→ Stated exercise:
In the entries below, find every line holding the string "name" and collect it.

→ Stored records:
-- BEGIN --

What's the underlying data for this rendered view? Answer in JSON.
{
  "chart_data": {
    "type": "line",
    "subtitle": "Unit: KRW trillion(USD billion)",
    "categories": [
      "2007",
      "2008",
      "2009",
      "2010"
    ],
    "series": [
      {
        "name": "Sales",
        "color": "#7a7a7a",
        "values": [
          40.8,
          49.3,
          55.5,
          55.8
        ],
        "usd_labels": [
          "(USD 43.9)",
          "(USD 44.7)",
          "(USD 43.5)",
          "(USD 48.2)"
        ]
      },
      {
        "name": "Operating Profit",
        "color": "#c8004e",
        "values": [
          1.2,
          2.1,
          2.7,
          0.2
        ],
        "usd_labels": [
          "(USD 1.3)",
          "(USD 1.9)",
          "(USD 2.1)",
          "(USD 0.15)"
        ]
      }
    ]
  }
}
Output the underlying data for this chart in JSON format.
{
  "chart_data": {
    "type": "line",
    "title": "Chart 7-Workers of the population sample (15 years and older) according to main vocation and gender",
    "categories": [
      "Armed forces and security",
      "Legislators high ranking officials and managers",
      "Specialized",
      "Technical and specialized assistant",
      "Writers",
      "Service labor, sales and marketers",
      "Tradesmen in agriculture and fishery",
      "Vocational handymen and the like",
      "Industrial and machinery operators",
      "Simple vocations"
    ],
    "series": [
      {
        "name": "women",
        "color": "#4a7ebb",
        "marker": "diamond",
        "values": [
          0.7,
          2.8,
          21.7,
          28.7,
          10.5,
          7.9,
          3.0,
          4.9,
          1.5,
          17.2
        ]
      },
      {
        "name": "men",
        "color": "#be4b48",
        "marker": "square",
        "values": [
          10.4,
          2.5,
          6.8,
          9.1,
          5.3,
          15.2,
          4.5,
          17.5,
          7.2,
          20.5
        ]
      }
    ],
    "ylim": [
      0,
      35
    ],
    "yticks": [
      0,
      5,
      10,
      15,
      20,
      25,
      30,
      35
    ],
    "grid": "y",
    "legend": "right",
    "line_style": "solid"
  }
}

-- END --
-- BEGIN --

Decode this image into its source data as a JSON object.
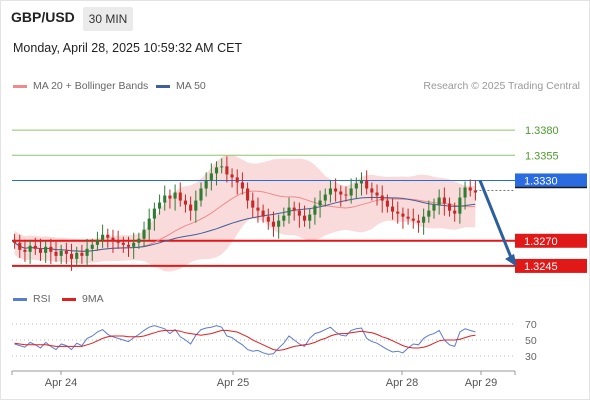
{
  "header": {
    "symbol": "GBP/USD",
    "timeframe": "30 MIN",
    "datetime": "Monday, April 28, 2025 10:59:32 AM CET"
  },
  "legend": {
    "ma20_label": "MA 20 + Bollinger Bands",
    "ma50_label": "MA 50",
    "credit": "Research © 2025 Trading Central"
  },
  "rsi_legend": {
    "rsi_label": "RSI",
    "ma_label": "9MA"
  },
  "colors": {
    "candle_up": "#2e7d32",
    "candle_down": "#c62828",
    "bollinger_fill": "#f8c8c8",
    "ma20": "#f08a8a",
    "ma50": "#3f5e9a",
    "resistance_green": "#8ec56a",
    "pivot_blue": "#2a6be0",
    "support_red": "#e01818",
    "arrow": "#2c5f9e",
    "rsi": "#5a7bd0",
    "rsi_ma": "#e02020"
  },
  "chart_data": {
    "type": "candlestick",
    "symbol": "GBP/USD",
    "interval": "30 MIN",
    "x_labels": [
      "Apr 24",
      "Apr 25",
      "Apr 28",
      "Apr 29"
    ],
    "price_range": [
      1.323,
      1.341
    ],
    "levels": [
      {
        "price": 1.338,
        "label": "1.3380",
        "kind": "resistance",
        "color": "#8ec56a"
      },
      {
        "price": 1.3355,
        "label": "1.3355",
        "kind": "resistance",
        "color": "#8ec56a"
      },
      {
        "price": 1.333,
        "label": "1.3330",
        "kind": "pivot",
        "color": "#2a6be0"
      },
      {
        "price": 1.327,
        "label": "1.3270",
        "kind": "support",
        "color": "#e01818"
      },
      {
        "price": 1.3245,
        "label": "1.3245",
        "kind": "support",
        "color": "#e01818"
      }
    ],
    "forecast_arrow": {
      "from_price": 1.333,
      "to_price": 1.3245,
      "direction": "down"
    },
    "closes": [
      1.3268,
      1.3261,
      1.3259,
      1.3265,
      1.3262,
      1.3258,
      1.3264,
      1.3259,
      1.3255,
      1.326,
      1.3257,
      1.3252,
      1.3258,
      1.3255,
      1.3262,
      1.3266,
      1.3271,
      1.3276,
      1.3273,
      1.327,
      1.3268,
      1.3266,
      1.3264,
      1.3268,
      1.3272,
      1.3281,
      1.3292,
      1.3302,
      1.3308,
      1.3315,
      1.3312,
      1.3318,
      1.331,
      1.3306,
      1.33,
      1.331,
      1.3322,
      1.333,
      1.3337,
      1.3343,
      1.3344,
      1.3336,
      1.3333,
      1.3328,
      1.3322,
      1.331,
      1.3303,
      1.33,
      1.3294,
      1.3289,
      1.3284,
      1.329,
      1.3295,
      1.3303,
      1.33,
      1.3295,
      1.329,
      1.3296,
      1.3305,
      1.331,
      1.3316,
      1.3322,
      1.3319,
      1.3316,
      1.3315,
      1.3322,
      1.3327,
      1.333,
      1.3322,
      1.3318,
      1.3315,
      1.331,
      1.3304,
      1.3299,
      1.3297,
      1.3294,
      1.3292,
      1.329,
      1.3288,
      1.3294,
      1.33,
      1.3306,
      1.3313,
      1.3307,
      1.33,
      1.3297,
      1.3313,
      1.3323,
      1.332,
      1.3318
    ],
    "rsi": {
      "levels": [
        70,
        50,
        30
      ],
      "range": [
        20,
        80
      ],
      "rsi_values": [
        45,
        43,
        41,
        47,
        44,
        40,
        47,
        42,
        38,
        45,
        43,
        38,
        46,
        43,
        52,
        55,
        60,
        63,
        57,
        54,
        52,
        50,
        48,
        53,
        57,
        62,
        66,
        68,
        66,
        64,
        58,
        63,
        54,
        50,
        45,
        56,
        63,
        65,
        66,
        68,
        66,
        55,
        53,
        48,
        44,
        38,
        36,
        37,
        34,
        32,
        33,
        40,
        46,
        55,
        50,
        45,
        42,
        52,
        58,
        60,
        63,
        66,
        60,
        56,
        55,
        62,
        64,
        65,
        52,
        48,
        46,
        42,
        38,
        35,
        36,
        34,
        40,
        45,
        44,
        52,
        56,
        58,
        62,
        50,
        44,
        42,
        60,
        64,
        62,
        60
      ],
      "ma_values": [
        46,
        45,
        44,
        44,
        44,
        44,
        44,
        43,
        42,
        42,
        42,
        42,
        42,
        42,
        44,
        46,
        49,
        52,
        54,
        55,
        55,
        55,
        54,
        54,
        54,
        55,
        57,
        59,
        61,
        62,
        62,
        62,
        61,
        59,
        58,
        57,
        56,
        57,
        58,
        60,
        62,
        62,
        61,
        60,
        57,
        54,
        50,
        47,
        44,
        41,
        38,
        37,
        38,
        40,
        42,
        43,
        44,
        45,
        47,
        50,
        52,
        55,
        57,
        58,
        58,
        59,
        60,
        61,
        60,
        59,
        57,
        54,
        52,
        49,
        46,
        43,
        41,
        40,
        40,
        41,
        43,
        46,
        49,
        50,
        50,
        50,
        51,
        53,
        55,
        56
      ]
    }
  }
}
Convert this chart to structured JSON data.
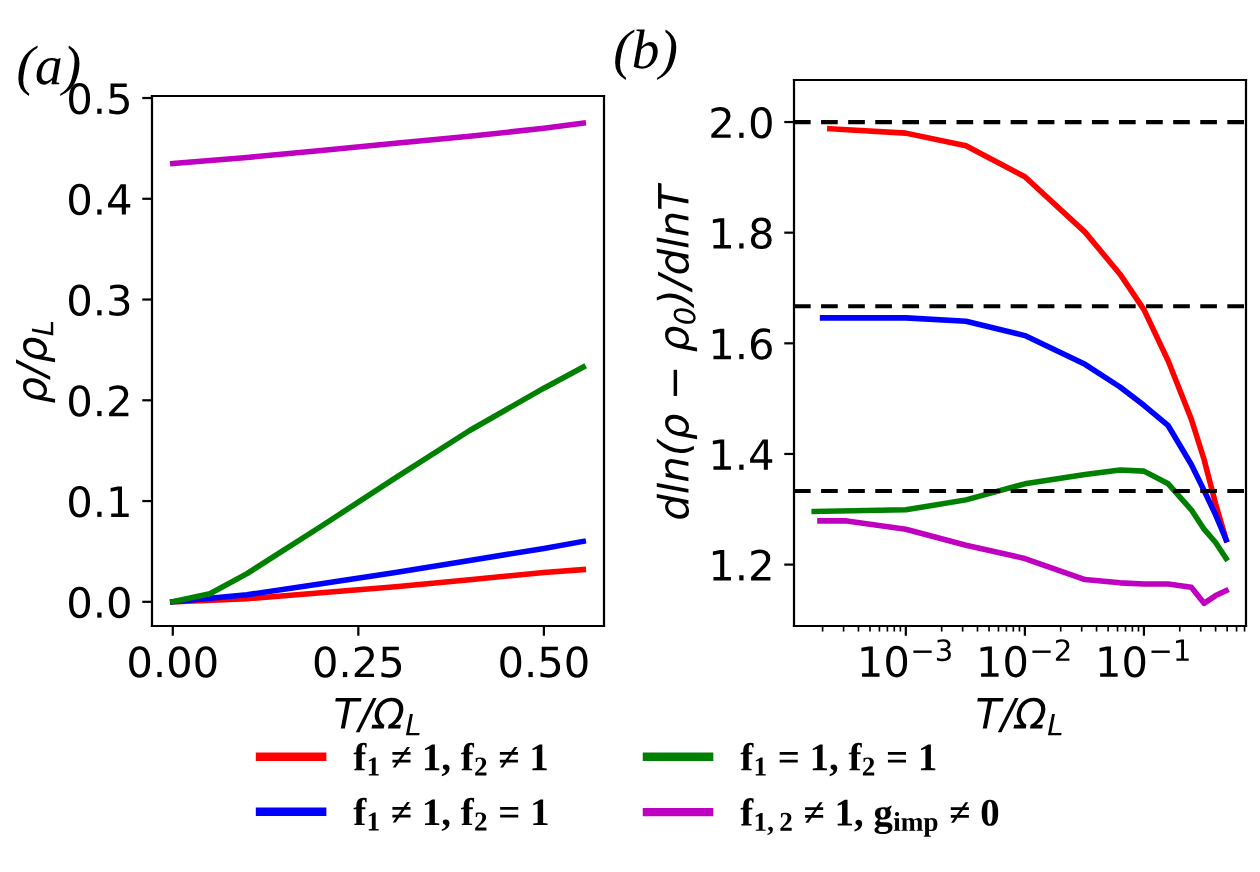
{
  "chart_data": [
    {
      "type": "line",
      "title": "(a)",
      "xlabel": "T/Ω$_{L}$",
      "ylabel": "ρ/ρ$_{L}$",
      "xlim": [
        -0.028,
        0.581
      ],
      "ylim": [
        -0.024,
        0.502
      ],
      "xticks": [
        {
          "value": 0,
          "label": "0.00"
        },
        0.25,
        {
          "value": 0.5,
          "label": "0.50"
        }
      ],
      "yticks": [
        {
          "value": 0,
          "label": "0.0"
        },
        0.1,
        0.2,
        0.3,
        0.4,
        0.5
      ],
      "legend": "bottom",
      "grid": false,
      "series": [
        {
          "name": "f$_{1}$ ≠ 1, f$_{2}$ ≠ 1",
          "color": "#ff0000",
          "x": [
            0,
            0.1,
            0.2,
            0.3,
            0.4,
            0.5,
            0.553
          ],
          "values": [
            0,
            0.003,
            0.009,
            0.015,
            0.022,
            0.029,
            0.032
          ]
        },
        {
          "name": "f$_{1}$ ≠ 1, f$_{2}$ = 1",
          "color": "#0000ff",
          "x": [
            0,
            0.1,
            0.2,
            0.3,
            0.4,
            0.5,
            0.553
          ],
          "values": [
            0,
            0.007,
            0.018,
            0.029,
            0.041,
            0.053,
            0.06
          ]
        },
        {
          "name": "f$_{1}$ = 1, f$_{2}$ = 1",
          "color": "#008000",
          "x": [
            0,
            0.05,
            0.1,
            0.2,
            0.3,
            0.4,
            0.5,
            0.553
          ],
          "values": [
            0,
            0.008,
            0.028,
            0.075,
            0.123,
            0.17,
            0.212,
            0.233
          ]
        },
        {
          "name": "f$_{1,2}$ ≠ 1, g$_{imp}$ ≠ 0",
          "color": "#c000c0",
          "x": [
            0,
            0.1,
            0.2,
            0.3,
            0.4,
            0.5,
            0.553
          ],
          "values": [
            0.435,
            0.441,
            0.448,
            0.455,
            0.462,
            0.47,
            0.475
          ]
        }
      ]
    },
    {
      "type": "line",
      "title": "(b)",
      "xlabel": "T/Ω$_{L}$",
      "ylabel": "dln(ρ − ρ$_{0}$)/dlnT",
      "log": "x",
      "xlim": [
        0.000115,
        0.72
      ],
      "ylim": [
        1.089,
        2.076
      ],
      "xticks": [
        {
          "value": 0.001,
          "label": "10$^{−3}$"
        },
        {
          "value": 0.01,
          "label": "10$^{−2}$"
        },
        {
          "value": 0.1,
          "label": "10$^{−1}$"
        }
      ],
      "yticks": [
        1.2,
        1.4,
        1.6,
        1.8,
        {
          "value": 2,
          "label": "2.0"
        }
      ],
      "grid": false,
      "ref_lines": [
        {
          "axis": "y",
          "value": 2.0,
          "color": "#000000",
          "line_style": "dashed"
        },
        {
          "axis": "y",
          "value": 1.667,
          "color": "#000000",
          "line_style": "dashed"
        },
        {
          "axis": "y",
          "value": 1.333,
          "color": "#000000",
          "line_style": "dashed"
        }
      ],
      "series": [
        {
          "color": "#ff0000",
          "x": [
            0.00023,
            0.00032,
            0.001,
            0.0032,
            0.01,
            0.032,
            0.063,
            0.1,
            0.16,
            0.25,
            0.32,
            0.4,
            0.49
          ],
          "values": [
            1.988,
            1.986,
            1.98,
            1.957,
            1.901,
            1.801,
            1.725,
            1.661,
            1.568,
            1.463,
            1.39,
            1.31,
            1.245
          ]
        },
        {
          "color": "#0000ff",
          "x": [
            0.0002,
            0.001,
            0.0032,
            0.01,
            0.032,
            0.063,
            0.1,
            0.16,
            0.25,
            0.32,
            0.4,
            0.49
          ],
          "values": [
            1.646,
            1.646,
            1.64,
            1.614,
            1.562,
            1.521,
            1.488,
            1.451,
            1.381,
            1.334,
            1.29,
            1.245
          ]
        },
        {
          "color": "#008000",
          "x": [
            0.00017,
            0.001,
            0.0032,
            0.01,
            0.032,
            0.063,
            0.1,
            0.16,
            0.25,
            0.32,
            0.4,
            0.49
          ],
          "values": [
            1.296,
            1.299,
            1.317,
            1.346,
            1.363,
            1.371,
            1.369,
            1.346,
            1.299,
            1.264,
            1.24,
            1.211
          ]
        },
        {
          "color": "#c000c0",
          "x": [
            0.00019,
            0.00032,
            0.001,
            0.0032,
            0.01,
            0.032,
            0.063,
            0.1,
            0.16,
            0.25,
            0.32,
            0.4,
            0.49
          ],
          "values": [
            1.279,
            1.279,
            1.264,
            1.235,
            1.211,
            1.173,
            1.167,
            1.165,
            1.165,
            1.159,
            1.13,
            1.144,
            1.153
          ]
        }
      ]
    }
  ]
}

-- END --

→ Exercise output:
        "name": "Sales",
        "name": "Operating Profit",
        "name": "women",
        "name": "men",
          "name": "f$_{1}$ ≠ 1, f$_{2}$ ≠ 1",
          "name": "f$_{1}$ ≠ 1, f$_{2}$ = 1",
          "name": "f$_{1}$ = 1, f$_{2}$ = 1",
          "name": "f$_{1,2}$ ≠ 1, g$_{imp}$ ≠ 0",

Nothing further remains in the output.